## RECORDED INFORMATION
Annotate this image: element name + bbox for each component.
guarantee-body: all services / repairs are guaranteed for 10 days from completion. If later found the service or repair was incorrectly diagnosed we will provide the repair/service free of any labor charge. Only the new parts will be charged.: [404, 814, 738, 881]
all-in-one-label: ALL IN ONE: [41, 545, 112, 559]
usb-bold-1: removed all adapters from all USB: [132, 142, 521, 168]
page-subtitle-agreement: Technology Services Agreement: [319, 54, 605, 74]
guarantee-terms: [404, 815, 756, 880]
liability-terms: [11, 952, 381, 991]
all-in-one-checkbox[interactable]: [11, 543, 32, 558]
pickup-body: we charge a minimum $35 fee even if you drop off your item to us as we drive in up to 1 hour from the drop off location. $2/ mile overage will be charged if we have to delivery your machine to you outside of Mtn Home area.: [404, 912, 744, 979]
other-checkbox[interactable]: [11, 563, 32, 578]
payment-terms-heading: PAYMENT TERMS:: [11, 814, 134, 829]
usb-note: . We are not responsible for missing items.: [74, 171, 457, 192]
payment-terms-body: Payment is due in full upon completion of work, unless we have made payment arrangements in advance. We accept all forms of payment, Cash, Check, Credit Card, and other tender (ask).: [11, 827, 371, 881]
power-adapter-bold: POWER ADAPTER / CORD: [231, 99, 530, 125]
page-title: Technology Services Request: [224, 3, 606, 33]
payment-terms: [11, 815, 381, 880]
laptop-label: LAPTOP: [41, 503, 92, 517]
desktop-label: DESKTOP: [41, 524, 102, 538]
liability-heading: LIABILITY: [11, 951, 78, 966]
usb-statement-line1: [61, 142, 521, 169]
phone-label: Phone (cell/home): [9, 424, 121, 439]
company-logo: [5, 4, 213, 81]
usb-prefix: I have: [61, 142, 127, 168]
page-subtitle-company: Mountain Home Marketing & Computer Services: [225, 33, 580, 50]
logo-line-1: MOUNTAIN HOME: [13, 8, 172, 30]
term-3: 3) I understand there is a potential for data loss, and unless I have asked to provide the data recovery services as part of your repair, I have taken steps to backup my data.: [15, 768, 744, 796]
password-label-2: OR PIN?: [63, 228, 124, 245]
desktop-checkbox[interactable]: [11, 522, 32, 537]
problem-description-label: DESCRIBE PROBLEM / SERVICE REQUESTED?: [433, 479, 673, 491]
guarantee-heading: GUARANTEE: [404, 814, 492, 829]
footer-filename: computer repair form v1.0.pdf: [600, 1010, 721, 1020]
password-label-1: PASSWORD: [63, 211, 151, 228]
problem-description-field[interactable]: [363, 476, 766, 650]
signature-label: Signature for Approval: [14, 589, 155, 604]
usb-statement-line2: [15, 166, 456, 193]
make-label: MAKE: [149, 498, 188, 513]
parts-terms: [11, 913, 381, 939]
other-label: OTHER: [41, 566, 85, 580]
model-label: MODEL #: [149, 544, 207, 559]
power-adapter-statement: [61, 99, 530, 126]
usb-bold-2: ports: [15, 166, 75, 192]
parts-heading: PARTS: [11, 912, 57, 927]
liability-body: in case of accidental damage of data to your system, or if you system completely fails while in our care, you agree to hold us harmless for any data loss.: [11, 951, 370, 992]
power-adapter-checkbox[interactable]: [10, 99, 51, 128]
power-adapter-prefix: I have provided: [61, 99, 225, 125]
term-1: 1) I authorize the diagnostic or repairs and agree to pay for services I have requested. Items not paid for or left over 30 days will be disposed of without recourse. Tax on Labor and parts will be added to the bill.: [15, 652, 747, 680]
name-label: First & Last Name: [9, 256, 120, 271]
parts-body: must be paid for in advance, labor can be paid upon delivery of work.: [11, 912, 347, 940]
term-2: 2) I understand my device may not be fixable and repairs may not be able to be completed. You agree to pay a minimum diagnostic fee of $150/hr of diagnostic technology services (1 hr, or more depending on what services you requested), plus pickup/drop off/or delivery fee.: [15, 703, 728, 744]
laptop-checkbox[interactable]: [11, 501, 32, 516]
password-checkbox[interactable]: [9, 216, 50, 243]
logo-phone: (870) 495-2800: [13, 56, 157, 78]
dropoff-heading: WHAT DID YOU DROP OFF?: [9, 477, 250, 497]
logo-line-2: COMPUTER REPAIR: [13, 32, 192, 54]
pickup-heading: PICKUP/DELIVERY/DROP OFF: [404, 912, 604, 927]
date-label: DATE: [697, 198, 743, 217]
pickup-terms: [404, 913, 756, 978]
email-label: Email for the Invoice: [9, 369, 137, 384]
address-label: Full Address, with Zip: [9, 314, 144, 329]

## WORK REQUIRED
Print the data above again, word for word, with every line in the same order.

## SOLUTION BELOW
Annotate this image: element name + bbox for each component.
guarantee-body: all services / repairs are guaranteed for 10 days from completion. If later found the service or repair was incorrectly diagnosed we will provide the repair/service free of any labor charge. Only the new parts will be charged.: [404, 814, 738, 881]
all-in-one-label: ALL IN ONE: [41, 545, 112, 559]
usb-bold-1: removed all adapters from all USB: [132, 142, 521, 168]
page-subtitle-agreement: Technology Services Agreement: [319, 54, 605, 74]
guarantee-terms: [404, 815, 756, 880]
liability-terms: [11, 952, 381, 991]
all-in-one-checkbox[interactable]: [11, 543, 32, 558]
pickup-body: we charge a minimum $35 fee even if you drop off your item to us as we drive in up to 1 hour from the drop off location. $2/ mile overage will be charged if we have to delivery your machine to you outside of Mtn Home area.: [404, 912, 744, 979]
other-checkbox[interactable]: [11, 563, 32, 578]
payment-terms-heading: PAYMENT TERMS:: [11, 814, 134, 829]
usb-note: . We are not responsible for missing items.: [74, 171, 457, 192]
payment-terms-body: Payment is due in full upon completion of work, unless we have made payment arrangements in advance. We accept all forms of payment, Cash, Check, Credit Card, and other tender (ask).: [11, 827, 371, 881]
power-adapter-bold: POWER ADAPTER / CORD: [231, 99, 530, 125]
page-title: Technology Services Request: [224, 3, 606, 33]
payment-terms: [11, 815, 381, 880]
laptop-label: LAPTOP: [41, 503, 92, 517]
desktop-label: DESKTOP: [41, 524, 102, 538]
liability-heading: LIABILITY: [11, 951, 78, 966]
usb-statement-line1: [61, 142, 521, 169]
phone-label: Phone (cell/home): [9, 424, 121, 439]
company-logo: [5, 4, 213, 81]
usb-prefix: I have: [61, 142, 127, 168]
page-subtitle-company: Mountain Home Marketing & Computer Services: [225, 33, 580, 50]
logo-line-1: MOUNTAIN HOME: [13, 8, 172, 30]
term-3: 3) I understand there is a potential for data loss, and unless I have asked to provide the data recovery services as part of your repair, I have taken steps to backup my data.: [15, 768, 744, 796]
password-label-2: OR PIN?: [63, 228, 124, 245]
desktop-checkbox[interactable]: [11, 522, 32, 537]
problem-description-label: DESCRIBE PROBLEM / SERVICE REQUESTED?: [433, 479, 673, 491]
guarantee-heading: GUARANTEE: [404, 814, 492, 829]
footer-filename: computer repair form v1.0.pdf: [600, 1010, 721, 1020]
password-label-1: PASSWORD: [63, 211, 151, 228]
problem-description-field[interactable]: [363, 476, 766, 650]
signature-label: Signature for Approval: [14, 589, 155, 604]
usb-statement-line2: [15, 166, 456, 193]
make-label: MAKE: [149, 498, 188, 513]
parts-terms: [11, 913, 381, 939]
other-label: OTHER: [41, 566, 85, 580]
model-label: MODEL #: [149, 544, 207, 559]
power-adapter-statement: [61, 99, 530, 126]
usb-bold-2: ports: [15, 166, 75, 192]
parts-heading: PARTS: [11, 912, 57, 927]
liability-body: in case of accidental damage of data to your system, or if you system completely fails while in our care, you agree to hold us harmless for any data loss.: [11, 951, 370, 992]
power-adapter-checkbox[interactable]: [10, 99, 51, 128]
power-adapter-prefix: I have provided: [61, 99, 225, 125]
term-1: 1) I authorize the diagnostic or repairs and agree to pay for services I have requested. Items not paid for or left over 30 days will be disposed of without recourse. Tax on Labor and parts will be added to the bill.: [15, 652, 747, 680]
name-label: First & Last Name: [9, 256, 120, 271]
parts-body: must be paid for in advance, labor can be paid upon delivery of work.: [11, 912, 347, 940]
term-2: 2) I understand my device may not be fixable and repairs may not be able to be completed. You agree to pay a minimum diagnostic fee of $150/hr of diagnostic technology services (1 hr, or more depending on what services you requested), plus pickup/drop off/or delivery fee.: [15, 703, 728, 744]
laptop-checkbox[interactable]: [11, 501, 32, 516]
password-checkbox[interactable]: [9, 216, 50, 243]
logo-phone: (870) 495-2800: [13, 56, 157, 78]
dropoff-heading: WHAT DID YOU DROP OFF?: [9, 477, 250, 497]
logo-line-2: COMPUTER REPAIR: [13, 32, 192, 54]
pickup-heading: PICKUP/DELIVERY/DROP OFF: [404, 912, 604, 927]
date-label: DATE: [697, 198, 743, 217]
pickup-terms: [404, 913, 756, 978]
email-label: Email for the Invoice: [9, 369, 137, 384]
address-label: Full Address, with Zip: [9, 314, 144, 329]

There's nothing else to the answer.